━━ Provided information ━━

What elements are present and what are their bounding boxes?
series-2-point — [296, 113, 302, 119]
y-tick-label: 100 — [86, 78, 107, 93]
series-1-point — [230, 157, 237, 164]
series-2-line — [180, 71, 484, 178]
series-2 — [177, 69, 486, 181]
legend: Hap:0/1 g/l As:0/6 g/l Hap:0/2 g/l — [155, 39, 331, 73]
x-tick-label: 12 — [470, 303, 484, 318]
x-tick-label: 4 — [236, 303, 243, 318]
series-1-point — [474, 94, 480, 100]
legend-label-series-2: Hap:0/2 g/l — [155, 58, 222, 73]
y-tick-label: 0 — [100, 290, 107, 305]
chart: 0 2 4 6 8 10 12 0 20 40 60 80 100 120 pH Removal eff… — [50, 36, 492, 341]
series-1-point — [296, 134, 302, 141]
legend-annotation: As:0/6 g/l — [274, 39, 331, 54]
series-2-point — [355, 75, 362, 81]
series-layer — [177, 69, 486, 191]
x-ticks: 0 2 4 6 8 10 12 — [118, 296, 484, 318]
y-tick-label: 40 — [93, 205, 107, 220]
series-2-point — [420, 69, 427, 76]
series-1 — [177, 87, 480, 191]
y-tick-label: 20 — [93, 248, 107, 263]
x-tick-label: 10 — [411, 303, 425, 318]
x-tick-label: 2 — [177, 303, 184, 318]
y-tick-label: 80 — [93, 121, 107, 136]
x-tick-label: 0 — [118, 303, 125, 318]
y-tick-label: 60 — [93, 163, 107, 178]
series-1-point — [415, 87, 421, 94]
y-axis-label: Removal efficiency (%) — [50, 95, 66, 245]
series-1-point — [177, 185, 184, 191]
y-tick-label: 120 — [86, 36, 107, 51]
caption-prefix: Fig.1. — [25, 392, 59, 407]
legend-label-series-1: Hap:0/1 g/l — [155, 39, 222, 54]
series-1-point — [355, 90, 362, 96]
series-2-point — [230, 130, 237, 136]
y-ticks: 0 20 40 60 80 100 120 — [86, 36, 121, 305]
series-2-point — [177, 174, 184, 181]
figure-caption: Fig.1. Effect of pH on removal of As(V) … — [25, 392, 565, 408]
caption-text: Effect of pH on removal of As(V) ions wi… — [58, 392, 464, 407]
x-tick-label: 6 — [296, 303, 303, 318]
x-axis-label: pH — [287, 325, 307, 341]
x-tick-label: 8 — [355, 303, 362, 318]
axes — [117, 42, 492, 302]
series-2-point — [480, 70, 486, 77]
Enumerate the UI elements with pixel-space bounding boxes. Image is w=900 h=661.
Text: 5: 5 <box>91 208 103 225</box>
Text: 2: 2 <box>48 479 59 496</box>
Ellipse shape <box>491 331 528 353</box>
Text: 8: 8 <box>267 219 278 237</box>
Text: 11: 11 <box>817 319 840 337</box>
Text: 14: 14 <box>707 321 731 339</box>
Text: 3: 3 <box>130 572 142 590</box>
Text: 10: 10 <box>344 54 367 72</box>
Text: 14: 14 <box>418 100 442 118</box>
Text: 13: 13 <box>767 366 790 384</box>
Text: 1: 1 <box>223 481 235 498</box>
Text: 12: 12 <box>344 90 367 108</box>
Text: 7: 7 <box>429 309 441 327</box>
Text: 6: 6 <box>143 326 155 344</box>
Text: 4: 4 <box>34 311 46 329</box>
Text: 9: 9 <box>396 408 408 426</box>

━━━

__Given instruction__: Print every row above again, word for word, in the same order.

__Answer__:
What elements are present and what are their bounding boxes?
series-2-point — [296, 113, 302, 119]
y-tick-label: 100 — [86, 78, 107, 93]
series-1-point — [230, 157, 237, 164]
series-2-line — [180, 71, 484, 178]
series-2 — [177, 69, 486, 181]
legend: Hap:0/1 g/l As:0/6 g/l Hap:0/2 g/l — [155, 39, 331, 73]
x-tick-label: 12 — [470, 303, 484, 318]
x-tick-label: 4 — [236, 303, 243, 318]
series-1-point — [474, 94, 480, 100]
legend-label-series-2: Hap:0/2 g/l — [155, 58, 222, 73]
y-tick-label: 0 — [100, 290, 107, 305]
chart: 0 2 4 6 8 10 12 0 20 40 60 80 100 120 pH Removal eff… — [50, 36, 492, 341]
series-1-point — [296, 134, 302, 141]
legend-annotation: As:0/6 g/l — [274, 39, 331, 54]
series-2-point — [355, 75, 362, 81]
series-layer — [177, 69, 486, 191]
x-ticks: 0 2 4 6 8 10 12 — [118, 296, 484, 318]
y-tick-label: 40 — [93, 205, 107, 220]
series-2-point — [420, 69, 427, 76]
series-1 — [177, 87, 480, 191]
y-tick-label: 20 — [93, 248, 107, 263]
x-tick-label: 10 — [411, 303, 425, 318]
x-tick-label: 2 — [177, 303, 184, 318]
y-tick-label: 80 — [93, 121, 107, 136]
x-tick-label: 0 — [118, 303, 125, 318]
y-tick-label: 60 — [93, 163, 107, 178]
series-1-point — [415, 87, 421, 94]
y-axis-label: Removal efficiency (%) — [50, 95, 66, 245]
series-1-point — [177, 185, 184, 191]
y-tick-label: 120 — [86, 36, 107, 51]
caption-prefix: Fig.1. — [25, 392, 59, 407]
legend-label-series-1: Hap:0/1 g/l — [155, 39, 222, 54]
series-1-point — [355, 90, 362, 96]
series-2-point — [230, 130, 237, 136]
y-ticks: 0 20 40 60 80 100 120 — [86, 36, 121, 305]
series-2-point — [177, 174, 184, 181]
figure-caption: Fig.1. Effect of pH on removal of As(V) … — [25, 392, 565, 408]
caption-text: Effect of pH on removal of As(V) ions wi… — [58, 392, 464, 407]
x-tick-label: 6 — [296, 303, 303, 318]
x-axis-label: pH — [287, 325, 307, 341]
x-tick-label: 8 — [355, 303, 362, 318]
axes — [117, 42, 492, 302]
series-2-point — [480, 70, 486, 77]
Enumerate the UI elements with pixel-space bounding boxes. Image is w=900 h=661.
Text: 5: 5 <box>91 208 103 225</box>
Text: 2: 2 <box>48 479 59 496</box>
Ellipse shape <box>491 331 528 353</box>
Text: 8: 8 <box>267 219 278 237</box>
Text: 11: 11 <box>817 319 840 337</box>
Text: 14: 14 <box>707 321 731 339</box>
Text: 3: 3 <box>130 572 142 590</box>
Text: 10: 10 <box>344 54 367 72</box>
Text: 14: 14 <box>418 100 442 118</box>
Text: 13: 13 <box>767 366 790 384</box>
Text: 1: 1 <box>223 481 235 498</box>
Text: 12: 12 <box>344 90 367 108</box>
Text: 7: 7 <box>429 309 441 327</box>
Text: 6: 6 <box>143 326 155 344</box>
Text: 4: 4 <box>34 311 46 329</box>
Text: 9: 9 <box>396 408 408 426</box>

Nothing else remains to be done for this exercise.